● Records provided:
----------

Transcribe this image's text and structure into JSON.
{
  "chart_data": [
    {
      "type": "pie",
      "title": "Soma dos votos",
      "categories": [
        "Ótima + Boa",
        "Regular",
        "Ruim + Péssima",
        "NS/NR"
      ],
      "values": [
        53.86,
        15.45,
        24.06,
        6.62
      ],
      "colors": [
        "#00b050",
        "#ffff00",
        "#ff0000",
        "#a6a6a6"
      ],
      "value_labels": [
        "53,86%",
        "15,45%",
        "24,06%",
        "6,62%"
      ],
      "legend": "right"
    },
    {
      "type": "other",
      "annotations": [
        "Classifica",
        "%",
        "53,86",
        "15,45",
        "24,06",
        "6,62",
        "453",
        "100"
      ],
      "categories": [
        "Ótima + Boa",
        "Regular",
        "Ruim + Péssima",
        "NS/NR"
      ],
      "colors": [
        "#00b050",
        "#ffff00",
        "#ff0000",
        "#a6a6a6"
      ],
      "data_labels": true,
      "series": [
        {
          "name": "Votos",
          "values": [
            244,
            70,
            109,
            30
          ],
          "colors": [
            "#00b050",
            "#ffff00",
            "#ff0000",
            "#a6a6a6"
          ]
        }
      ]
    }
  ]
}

----------

● Task brief: Print the material above once more, exactly.

● The output:
Transcribe this image's text and structure into JSON.
{
  "chart_data": [
    {
      "type": "pie",
      "title": "Soma dos votos",
      "categories": [
        "Ótima + Boa",
        "Regular",
        "Ruim + Péssima",
        "NS/NR"
      ],
      "values": [
        53.86,
        15.45,
        24.06,
        6.62
      ],
      "colors": [
        "#00b050",
        "#ffff00",
        "#ff0000",
        "#a6a6a6"
      ],
      "value_labels": [
        "53,86%",
        "15,45%",
        "24,06%",
        "6,62%"
      ],
      "legend": "right"
    },
    {
      "type": "other",
      "annotations": [
        "Classifica",
        "%",
        "53,86",
        "15,45",
        "24,06",
        "6,62",
        "453",
        "100"
      ],
      "categories": [
        "Ótima + Boa",
        "Regular",
        "Ruim + Péssima",
        "NS/NR"
      ],
      "colors": [
        "#00b050",
        "#ffff00",
        "#ff0000",
        "#a6a6a6"
      ],
      "data_labels": true,
      "series": [
        {
          "name": "Votos",
          "values": [
            244,
            70,
            109,
            30
          ],
          "colors": [
            "#00b050",
            "#ffff00",
            "#ff0000",
            "#a6a6a6"
          ]
        }
      ]
    }
  ]
}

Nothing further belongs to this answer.